▸ **RAW RECORDS**
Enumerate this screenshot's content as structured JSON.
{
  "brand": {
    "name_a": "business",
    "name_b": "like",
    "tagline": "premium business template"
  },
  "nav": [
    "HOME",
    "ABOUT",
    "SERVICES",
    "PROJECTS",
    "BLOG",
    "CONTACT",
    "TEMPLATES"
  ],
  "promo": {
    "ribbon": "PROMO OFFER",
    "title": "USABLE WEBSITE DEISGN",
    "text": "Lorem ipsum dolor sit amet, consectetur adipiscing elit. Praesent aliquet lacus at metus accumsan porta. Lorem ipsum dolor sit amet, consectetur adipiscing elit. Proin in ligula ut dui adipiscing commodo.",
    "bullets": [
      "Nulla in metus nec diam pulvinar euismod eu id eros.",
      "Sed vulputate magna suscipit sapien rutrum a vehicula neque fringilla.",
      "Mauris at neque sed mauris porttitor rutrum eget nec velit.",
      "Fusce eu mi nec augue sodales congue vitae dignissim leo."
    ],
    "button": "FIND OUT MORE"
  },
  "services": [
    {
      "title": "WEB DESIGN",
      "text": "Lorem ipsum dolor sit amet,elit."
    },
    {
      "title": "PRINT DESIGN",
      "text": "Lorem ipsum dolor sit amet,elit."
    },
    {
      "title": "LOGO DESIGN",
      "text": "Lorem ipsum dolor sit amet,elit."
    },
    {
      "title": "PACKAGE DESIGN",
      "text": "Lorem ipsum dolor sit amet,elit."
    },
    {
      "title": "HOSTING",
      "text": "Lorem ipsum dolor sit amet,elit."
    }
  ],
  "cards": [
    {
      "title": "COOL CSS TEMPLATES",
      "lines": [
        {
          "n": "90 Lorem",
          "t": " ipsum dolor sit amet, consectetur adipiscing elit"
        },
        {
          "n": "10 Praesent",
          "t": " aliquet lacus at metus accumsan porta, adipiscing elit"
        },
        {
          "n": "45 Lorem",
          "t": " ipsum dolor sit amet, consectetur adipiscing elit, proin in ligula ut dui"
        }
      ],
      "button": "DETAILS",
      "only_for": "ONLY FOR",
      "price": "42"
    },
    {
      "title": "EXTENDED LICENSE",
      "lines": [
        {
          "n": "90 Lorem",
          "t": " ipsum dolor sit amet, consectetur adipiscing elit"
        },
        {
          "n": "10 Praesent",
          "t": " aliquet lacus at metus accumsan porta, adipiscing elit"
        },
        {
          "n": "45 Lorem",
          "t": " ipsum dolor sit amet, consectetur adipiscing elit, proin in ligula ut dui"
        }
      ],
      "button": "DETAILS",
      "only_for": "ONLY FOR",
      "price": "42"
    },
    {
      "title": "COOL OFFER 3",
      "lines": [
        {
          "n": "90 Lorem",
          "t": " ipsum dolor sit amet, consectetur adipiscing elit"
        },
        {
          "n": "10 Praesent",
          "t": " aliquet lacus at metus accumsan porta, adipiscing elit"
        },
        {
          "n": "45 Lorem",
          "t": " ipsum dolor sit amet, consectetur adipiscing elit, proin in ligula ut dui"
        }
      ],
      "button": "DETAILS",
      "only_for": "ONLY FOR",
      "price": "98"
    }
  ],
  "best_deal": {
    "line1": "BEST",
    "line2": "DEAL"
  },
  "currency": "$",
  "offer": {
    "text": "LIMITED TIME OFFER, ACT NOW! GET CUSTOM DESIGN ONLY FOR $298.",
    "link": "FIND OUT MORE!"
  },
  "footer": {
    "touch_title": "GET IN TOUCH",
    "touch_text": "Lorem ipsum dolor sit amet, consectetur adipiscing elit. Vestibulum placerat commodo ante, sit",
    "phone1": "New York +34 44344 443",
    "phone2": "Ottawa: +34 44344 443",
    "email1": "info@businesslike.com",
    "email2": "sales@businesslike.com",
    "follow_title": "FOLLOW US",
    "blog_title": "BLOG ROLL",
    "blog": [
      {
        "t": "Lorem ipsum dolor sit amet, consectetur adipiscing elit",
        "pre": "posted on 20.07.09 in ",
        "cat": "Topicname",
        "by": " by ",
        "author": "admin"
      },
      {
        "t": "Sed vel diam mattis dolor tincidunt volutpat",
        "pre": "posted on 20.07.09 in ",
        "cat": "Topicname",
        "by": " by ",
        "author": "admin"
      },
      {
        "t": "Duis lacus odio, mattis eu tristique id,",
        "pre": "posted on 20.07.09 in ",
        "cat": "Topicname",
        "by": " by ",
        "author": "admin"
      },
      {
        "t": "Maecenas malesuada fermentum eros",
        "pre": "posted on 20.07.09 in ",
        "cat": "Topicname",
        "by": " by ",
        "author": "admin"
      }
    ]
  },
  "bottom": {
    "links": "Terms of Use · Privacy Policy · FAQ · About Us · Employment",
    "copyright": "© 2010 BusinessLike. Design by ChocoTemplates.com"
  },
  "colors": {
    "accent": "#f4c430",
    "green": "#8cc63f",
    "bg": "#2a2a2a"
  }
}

▸ **WRITTEN EXERCISE**
Identify each line holding the string "COOL", and copy it out.

▸ **COMPLETE RESPONSE**
      "title": "COOL CSS TEMPLATES",
      "title": "COOL OFFER 3",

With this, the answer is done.